** begin Stored records **

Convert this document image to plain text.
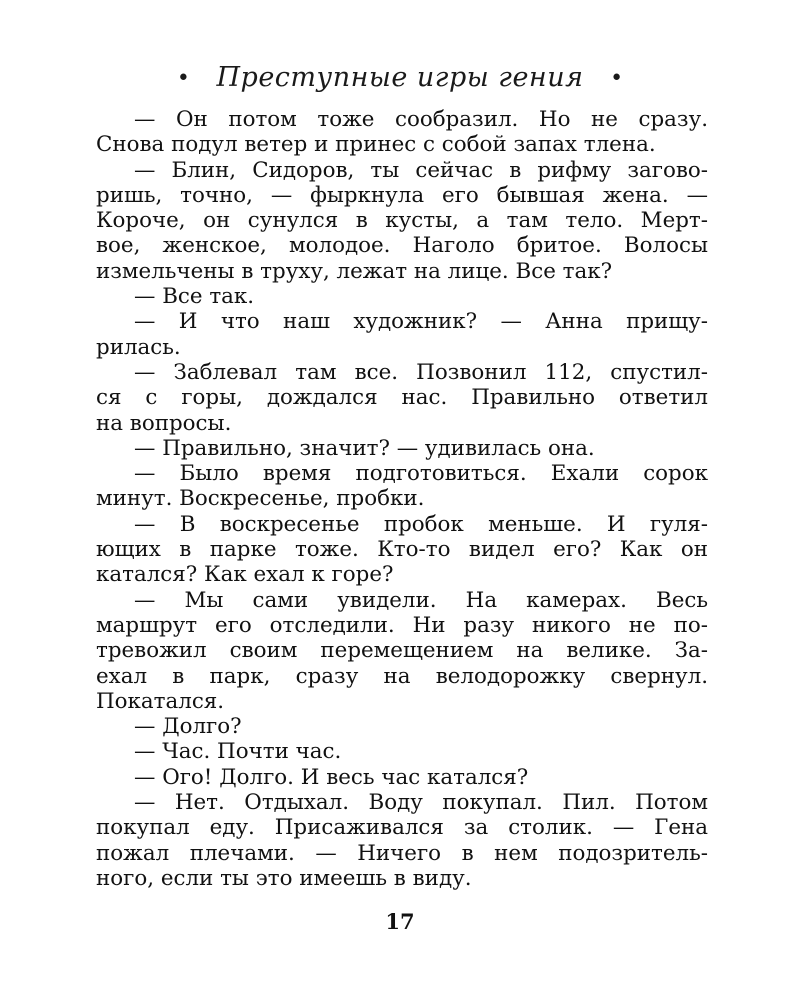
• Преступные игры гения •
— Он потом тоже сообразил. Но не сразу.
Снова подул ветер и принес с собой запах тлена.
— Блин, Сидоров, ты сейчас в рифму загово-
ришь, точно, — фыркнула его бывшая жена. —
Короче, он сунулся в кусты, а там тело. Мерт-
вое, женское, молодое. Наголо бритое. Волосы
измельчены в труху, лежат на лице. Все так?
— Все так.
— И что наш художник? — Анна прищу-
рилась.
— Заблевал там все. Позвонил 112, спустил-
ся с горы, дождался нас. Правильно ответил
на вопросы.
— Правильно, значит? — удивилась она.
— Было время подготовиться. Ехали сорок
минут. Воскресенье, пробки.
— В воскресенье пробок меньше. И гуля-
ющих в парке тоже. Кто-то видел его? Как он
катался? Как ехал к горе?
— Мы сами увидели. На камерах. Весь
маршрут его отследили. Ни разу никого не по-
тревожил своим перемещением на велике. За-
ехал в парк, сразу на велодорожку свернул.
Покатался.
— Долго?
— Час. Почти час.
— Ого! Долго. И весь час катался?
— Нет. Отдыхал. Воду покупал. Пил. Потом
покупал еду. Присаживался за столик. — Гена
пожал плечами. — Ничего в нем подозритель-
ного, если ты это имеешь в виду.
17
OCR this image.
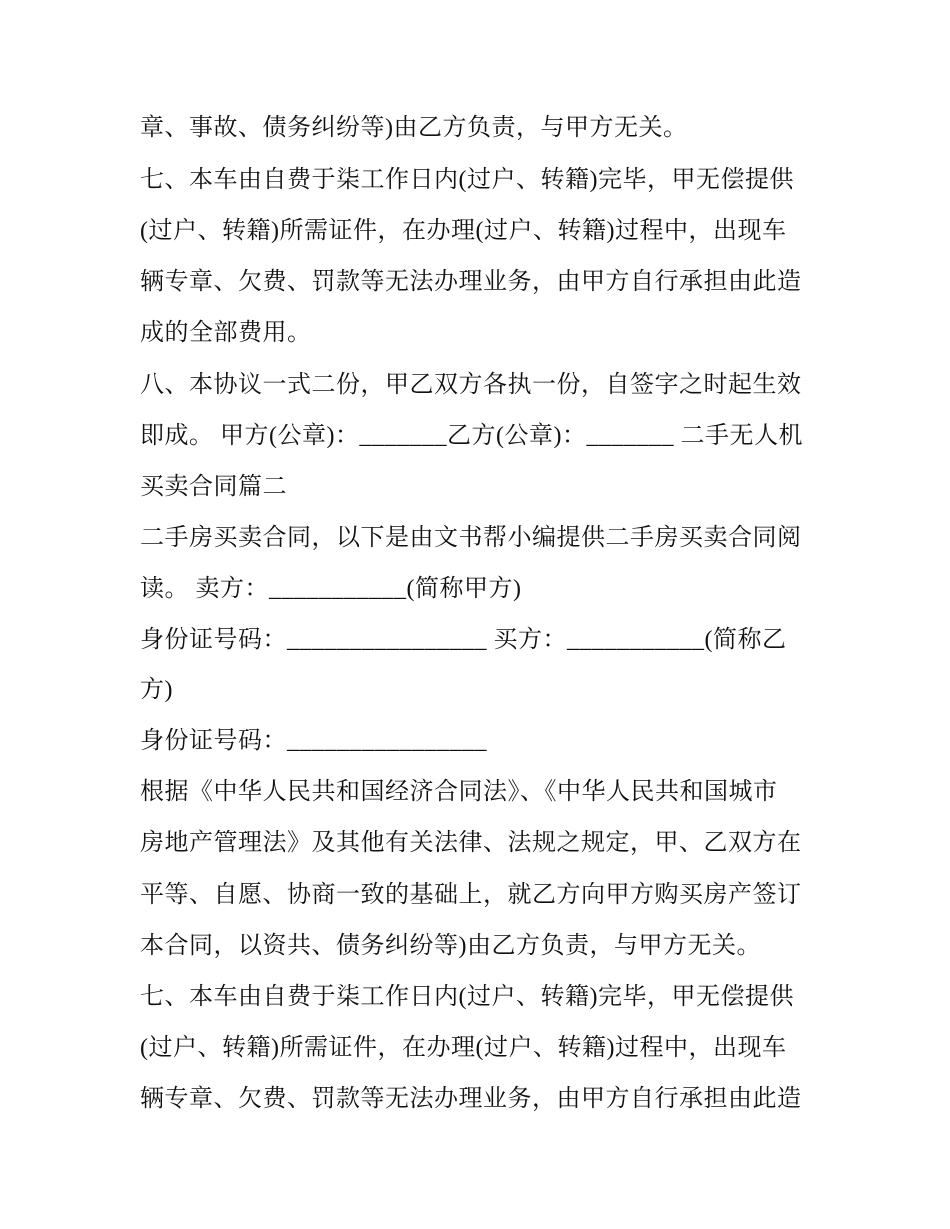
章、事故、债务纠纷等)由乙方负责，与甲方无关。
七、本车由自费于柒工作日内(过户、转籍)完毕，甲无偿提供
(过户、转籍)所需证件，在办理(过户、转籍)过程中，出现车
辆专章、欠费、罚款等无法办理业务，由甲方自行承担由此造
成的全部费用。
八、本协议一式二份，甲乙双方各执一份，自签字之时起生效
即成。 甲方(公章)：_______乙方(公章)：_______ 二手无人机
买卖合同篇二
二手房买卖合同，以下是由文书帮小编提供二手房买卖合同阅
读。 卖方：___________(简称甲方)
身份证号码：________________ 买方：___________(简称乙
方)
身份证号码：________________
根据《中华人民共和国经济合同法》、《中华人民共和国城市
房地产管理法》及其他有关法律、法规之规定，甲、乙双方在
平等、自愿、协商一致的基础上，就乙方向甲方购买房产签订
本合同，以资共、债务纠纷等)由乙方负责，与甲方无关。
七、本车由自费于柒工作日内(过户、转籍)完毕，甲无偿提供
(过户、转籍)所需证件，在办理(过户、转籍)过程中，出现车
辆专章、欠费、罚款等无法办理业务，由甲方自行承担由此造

** end Stored records **

_Requirement:_
Tally how many lines of the records hold the word "this". Answer with the number only.

_Task output:_
2